** Start Given records **

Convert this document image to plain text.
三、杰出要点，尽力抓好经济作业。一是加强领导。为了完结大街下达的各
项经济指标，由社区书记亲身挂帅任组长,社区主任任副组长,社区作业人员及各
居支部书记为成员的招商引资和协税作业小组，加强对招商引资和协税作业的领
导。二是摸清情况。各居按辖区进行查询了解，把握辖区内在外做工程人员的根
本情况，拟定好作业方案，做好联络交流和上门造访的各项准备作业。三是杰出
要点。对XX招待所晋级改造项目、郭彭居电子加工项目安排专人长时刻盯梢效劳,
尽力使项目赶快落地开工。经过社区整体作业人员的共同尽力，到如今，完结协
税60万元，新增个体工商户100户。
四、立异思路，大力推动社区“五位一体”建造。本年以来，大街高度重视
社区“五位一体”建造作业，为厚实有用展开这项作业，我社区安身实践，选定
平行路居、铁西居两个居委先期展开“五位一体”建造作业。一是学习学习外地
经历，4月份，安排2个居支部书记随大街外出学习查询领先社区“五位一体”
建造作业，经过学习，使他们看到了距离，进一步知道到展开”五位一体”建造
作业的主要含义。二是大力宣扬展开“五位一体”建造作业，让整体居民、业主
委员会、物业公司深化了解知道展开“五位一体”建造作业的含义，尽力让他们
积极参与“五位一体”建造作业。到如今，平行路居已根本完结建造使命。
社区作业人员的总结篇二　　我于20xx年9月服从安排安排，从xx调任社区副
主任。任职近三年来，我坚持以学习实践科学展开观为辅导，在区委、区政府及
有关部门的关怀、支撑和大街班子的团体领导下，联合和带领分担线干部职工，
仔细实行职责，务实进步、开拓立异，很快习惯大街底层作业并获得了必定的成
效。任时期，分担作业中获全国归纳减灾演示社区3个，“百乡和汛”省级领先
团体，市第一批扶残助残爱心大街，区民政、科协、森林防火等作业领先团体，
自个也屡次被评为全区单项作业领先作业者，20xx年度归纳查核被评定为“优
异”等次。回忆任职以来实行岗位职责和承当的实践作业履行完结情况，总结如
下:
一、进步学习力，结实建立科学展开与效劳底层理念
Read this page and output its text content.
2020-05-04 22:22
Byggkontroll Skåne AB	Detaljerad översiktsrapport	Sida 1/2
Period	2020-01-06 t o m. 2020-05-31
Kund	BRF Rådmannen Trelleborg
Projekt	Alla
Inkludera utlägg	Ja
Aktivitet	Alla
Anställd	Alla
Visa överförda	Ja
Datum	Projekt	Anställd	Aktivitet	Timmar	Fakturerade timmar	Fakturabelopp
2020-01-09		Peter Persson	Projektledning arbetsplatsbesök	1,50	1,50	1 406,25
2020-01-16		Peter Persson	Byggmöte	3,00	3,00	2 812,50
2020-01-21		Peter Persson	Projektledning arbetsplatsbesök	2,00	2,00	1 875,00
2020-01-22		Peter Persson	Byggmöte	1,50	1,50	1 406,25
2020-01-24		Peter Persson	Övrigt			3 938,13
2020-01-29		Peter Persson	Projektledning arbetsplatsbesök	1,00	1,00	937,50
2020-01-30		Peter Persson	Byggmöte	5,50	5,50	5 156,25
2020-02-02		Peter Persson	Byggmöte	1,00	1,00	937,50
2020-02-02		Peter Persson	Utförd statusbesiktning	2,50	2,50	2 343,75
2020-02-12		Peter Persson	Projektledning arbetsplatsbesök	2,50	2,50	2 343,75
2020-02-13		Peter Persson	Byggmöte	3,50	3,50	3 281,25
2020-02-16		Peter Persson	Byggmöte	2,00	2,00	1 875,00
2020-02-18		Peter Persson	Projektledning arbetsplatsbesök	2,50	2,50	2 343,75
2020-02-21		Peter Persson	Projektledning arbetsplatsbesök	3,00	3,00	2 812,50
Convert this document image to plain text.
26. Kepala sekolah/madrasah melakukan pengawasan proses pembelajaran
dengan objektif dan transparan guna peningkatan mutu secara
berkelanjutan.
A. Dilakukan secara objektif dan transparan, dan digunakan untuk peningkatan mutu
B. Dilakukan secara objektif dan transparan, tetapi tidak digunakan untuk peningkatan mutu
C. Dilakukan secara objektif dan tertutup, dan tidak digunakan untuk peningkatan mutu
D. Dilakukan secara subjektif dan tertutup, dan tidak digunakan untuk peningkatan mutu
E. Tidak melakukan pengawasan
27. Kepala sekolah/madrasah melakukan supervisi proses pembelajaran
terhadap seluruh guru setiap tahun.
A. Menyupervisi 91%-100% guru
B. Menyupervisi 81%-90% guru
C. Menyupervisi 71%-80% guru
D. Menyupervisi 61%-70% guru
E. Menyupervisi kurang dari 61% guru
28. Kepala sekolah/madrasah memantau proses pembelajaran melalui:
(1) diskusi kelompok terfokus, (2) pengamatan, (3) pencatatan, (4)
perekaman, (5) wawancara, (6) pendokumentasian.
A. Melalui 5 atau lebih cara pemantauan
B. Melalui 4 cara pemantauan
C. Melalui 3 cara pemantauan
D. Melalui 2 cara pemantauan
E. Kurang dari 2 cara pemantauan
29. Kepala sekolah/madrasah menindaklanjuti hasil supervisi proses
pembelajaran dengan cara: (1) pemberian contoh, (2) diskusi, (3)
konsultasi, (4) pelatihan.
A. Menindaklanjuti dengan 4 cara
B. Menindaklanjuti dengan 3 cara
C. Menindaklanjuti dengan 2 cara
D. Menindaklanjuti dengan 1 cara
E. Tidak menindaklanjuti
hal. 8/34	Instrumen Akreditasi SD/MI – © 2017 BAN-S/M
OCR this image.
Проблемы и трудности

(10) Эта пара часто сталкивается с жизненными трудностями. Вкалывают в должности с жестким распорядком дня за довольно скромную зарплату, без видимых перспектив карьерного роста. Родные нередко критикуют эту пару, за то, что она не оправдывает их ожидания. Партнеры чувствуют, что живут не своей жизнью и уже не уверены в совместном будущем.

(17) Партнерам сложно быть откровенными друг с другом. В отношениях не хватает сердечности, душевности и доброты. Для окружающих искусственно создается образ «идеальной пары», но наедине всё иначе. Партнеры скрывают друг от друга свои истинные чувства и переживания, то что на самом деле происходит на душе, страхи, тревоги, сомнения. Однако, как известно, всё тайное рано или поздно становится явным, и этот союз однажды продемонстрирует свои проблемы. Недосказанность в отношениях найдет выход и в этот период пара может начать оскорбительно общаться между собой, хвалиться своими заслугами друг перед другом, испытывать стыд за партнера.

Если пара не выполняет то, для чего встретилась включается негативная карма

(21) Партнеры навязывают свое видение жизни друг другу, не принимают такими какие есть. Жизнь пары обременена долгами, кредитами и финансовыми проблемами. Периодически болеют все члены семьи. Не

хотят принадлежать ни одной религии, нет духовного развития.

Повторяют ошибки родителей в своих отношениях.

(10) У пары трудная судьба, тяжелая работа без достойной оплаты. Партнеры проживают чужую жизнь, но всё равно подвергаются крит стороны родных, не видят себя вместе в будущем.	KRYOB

** End Given records **

- What you need to do -
Consider the entries above and return each line with the string "objektif".

- Result of this exercise -
dengan objektif dan transparan guna peningkatan mutu secara
A. Dilakukan secara objektif dan transparan, dan digunakan untuk peningkatan mutu
B. Dilakukan secara objektif dan transparan, tetapi tidak digunakan untuk peningkatan mutu
C. Dilakukan secara objektif dan tertutup, dan tidak digunakan untuk peningkatan mutu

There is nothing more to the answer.